*Set exercise:*
Can you retype every record below exactly as written?

*Dataset rows:*

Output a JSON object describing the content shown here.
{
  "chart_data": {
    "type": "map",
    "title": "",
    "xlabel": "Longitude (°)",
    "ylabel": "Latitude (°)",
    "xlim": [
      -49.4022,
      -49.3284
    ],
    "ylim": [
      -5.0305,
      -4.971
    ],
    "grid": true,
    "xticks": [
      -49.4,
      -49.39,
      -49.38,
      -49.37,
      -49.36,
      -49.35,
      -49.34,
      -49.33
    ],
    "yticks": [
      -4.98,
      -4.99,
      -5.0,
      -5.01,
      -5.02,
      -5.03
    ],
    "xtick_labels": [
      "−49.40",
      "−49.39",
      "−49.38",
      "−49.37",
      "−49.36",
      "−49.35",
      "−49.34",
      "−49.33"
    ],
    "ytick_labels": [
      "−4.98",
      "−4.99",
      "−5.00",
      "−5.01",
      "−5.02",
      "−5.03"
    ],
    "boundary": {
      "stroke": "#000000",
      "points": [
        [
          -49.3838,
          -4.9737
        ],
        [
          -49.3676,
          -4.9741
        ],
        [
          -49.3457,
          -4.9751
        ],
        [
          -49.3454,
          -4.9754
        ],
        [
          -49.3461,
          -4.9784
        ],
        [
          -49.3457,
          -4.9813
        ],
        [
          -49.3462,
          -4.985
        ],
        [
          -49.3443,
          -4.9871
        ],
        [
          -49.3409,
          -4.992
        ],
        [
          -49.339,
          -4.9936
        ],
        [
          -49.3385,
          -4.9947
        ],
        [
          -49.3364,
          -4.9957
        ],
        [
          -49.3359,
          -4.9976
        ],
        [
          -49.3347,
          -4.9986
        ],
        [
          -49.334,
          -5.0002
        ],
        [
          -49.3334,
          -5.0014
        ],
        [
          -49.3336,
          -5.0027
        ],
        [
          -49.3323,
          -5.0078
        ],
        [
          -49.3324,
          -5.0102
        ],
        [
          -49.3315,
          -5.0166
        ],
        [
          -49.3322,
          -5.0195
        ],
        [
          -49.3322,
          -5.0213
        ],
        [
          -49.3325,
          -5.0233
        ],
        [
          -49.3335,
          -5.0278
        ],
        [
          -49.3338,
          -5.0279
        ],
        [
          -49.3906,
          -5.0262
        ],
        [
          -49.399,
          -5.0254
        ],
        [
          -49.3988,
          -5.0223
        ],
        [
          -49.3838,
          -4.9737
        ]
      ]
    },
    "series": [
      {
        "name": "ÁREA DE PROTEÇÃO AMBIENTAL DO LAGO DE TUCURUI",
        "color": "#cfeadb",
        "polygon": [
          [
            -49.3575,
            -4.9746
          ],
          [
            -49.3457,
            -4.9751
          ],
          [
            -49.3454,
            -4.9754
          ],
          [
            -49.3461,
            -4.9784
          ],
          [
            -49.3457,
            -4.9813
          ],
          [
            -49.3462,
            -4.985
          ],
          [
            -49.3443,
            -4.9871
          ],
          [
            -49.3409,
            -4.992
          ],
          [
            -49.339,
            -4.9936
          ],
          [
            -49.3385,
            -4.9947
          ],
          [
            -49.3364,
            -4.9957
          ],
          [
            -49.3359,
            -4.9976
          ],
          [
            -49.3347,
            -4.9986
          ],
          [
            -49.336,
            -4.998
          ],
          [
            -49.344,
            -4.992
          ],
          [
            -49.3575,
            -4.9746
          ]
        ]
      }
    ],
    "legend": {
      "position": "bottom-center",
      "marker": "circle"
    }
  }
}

*Task solution:*
Output a JSON object describing the content shown here.
{
  "chart_data": {
    "type": "map",
    "title": "",
    "xlabel": "Longitude (°)",
    "ylabel": "Latitude (°)",
    "xlim": [
      -49.4022,
      -49.3284
    ],
    "ylim": [
      -5.0305,
      -4.971
    ],
    "grid": true,
    "xticks": [
      -49.4,
      -49.39,
      -49.38,
      -49.37,
      -49.36,
      -49.35,
      -49.34,
      -49.33
    ],
    "yticks": [
      -4.98,
      -4.99,
      -5.0,
      -5.01,
      -5.02,
      -5.03
    ],
    "xtick_labels": [
      "−49.40",
      "−49.39",
      "−49.38",
      "−49.37",
      "−49.36",
      "−49.35",
      "−49.34",
      "−49.33"
    ],
    "ytick_labels": [
      "−4.98",
      "−4.99",
      "−5.00",
      "−5.01",
      "−5.02",
      "−5.03"
    ],
    "boundary": {
      "stroke": "#000000",
      "points": [
        [
          -49.3838,
          -4.9737
        ],
        [
          -49.3676,
          -4.9741
        ],
        [
          -49.3457,
          -4.9751
        ],
        [
          -49.3454,
          -4.9754
        ],
        [
          -49.3461,
          -4.9784
        ],
        [
          -49.3457,
          -4.9813
        ],
        [
          -49.3462,
          -4.985
        ],
        [
          -49.3443,
          -4.9871
        ],
        [
          -49.3409,
          -4.992
        ],
        [
          -49.339,
          -4.9936
        ],
        [
          -49.3385,
          -4.9947
        ],
        [
          -49.3364,
          -4.9957
        ],
        [
          -49.3359,
          -4.9976
        ],
        [
          -49.3347,
          -4.9986
        ],
        [
          -49.334,
          -5.0002
        ],
        [
          -49.3334,
          -5.0014
        ],
        [
          -49.3336,
          -5.0027
        ],
        [
          -49.3323,
          -5.0078
        ],
        [
          -49.3324,
          -5.0102
        ],
        [
          -49.3315,
          -5.0166
        ],
        [
          -49.3322,
          -5.0195
        ],
        [
          -49.3322,
          -5.0213
        ],
        [
          -49.3325,
          -5.0233
        ],
        [
          -49.3335,
          -5.0278
        ],
        [
          -49.3338,
          -5.0279
        ],
        [
          -49.3906,
          -5.0262
        ],
        [
          -49.399,
          -5.0254
        ],
        [
          -49.3988,
          -5.0223
        ],
        [
          -49.3838,
          -4.9737
        ]
      ]
    },
    "series": [
      {
        "name": "ÁREA DE PROTEÇÃO AMBIENTAL DO LAGO DE TUCURUI",
        "color": "#cfeadb",
        "polygon": [
          [
            -49.3575,
            -4.9746
          ],
          [
            -49.3457,
            -4.9751
          ],
          [
            -49.3454,
            -4.9754
          ],
          [
            -49.3461,
            -4.9784
          ],
          [
            -49.3457,
            -4.9813
          ],
          [
            -49.3462,
            -4.985
          ],
          [
            -49.3443,
            -4.9871
          ],
          [
            -49.3409,
            -4.992
          ],
          [
            -49.339,
            -4.9936
          ],
          [
            -49.3385,
            -4.9947
          ],
          [
            -49.3364,
            -4.9957
          ],
          [
            -49.3359,
            -4.9976
          ],
          [
            -49.3347,
            -4.9986
          ],
          [
            -49.336,
            -4.998
          ],
          [
            -49.344,
            -4.992
          ],
          [
            -49.3575,
            -4.9746
          ]
        ]
      }
    ],
    "legend": {
      "position": "bottom-center",
      "marker": "circle"
    }
  }
}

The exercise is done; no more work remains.